*Stated goal*:
Print every entry, word for word, and skip the images.

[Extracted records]
......
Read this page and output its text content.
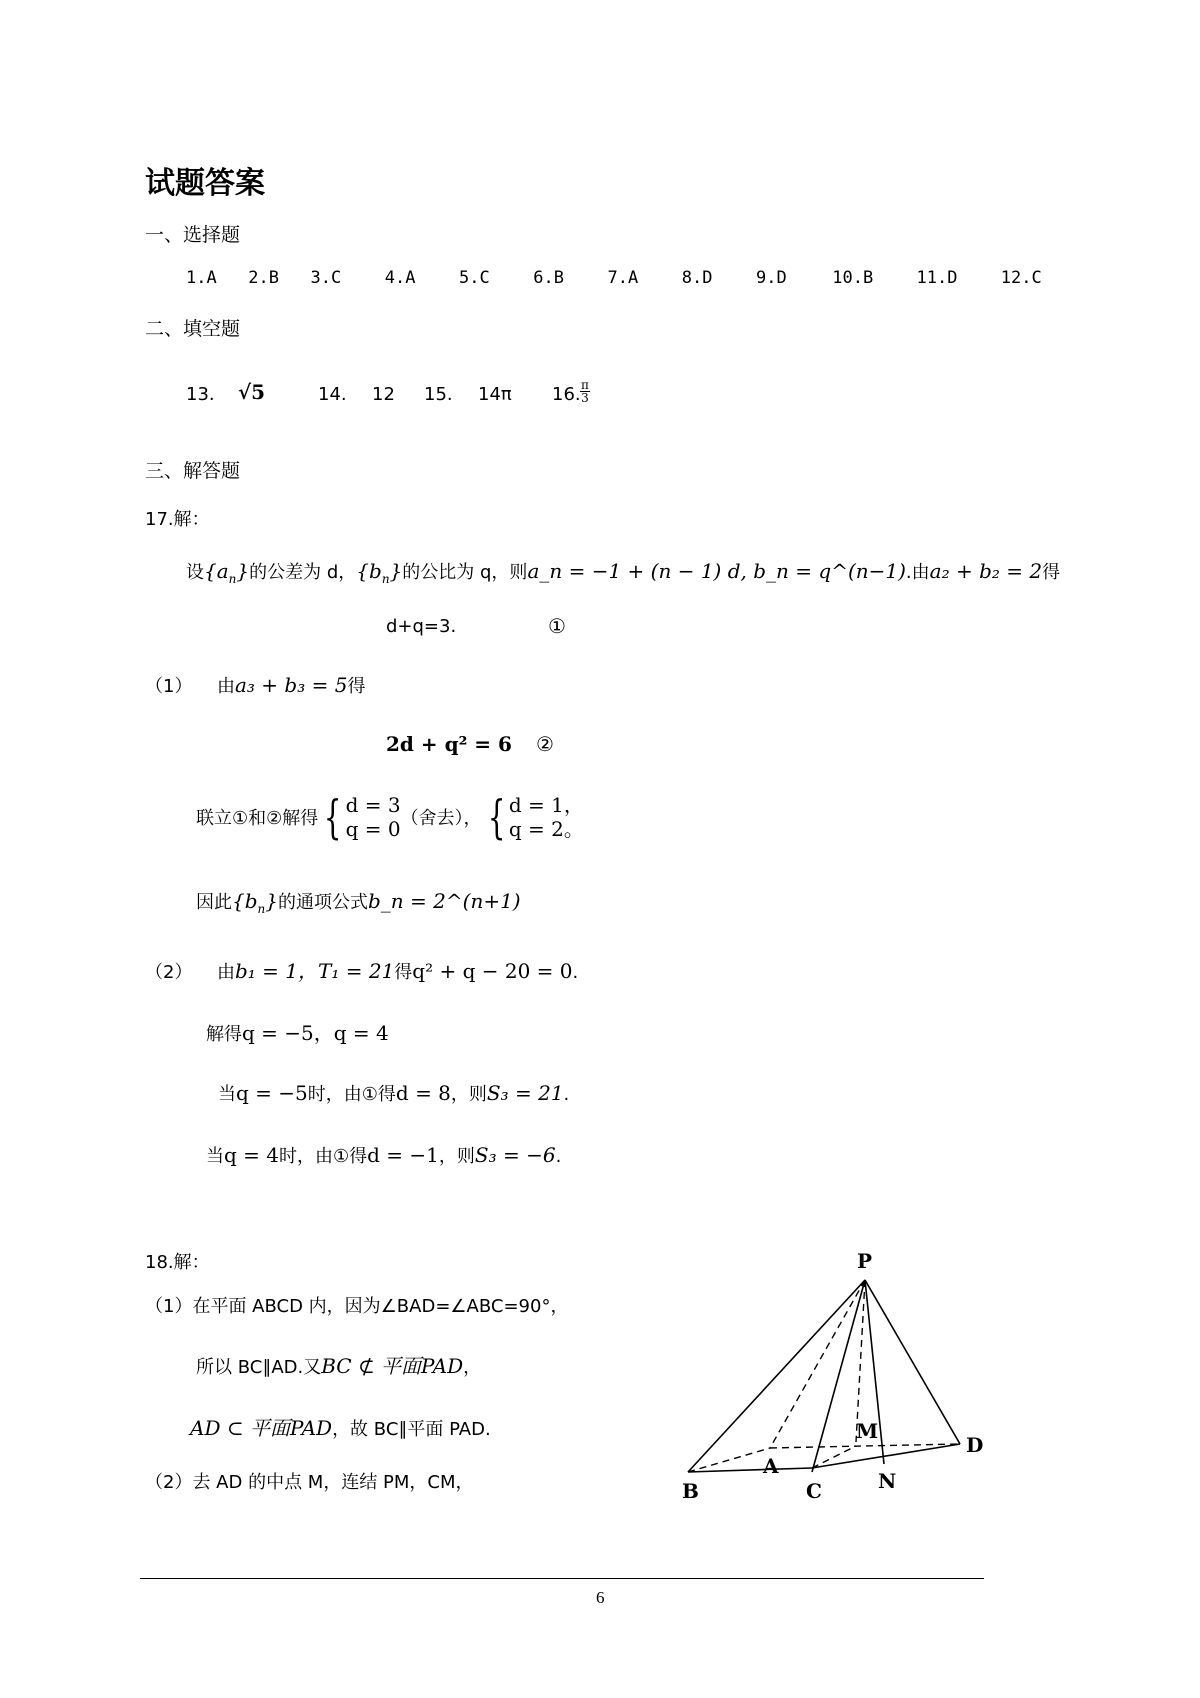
试题答案
一、选择题
1.A 2.B 3.C	4.A	5.C	6.B	7.A	8.D	9.D	10.B	11.D	12.C
二、填空题
13. √5	14. 12 15. 14π 16. $\frac{\pi}{3}$
三、解答题
17.解：
设 $\{a_n\}$ 的公差为 d， $\{b_n\}$ 的公比为 q，则 a_n = −1 + (n − 1) d, b_n = q^(n−1) .由 a₂ + b₂ = 2 得
d+q=3.	①
（1）	由 a₃ + b₃ = 5 得
2d + q² = 6 ②
联立①和②解得 { d = 3
q = 0 （舍去）， { d = 1，
q = 2。
因此 $\{b_n\}$ 的通项公式 b_n = 2^(n+1)
（2）	由 b₁ = 1，T₁ = 21 得 q² + q − 20 = 0 .
解得 q = −5，q = 4
当 q = −5 时，由①得 d = 8 ，则 S₃ = 21 .
当 q = 4 时，由①得 d = −1 ，则 S₃ = −6 .
18.解：
（1）在平面 ABCD 内，因为∠BAD=∠ABC=90°，
所以 BC∥AD.又 BC ⊄ 平面PAD ，
AD ⊂ 平面PAD ，故 BC∥平面 PAD.
（2）去 AD 的中点 M，连结 PM，CM，
P
A
B	C
D
M
N
6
......
*Exercise output*:
Read this page and output its text content.
试题答案
一、选择题
1.A 2.B 3.C	4.A	5.C	6.B	7.A	8.D	9.D	10.B	11.D	12.C
二、填空题
13. √5	14. 12 15. 14π 16. $\frac{\pi}{3}$
三、解答题
17.解：
设 $\{a_n\}$ 的公差为 d， $\{b_n\}$ 的公比为 q，则 a_n = −1 + (n − 1) d, b_n = q^(n−1) .由 a₂ + b₂ = 2 得
d+q=3.	①
（1）	由 a₃ + b₃ = 5 得
2d + q² = 6 ②
联立①和②解得 { d = 3
q = 0 （舍去）， { d = 1，
q = 2。
因此 $\{b_n\}$ 的通项公式 b_n = 2^(n+1)
（2）	由 b₁ = 1，T₁ = 21 得 q² + q − 20 = 0 .
解得 q = −5，q = 4
当 q = −5 时，由①得 d = 8 ，则 S₃ = 21 .
当 q = 4 时，由①得 d = −1 ，则 S₃ = −6 .
18.解：
（1）在平面 ABCD 内，因为∠BAD=∠ABC=90°，
所以 BC∥AD.又 BC ⊄ 平面PAD ，
AD ⊂ 平面PAD ，故 BC∥平面 PAD.
（2）去 AD 的中点 M，连结 PM，CM，
P
A
B	C
D
M
N
6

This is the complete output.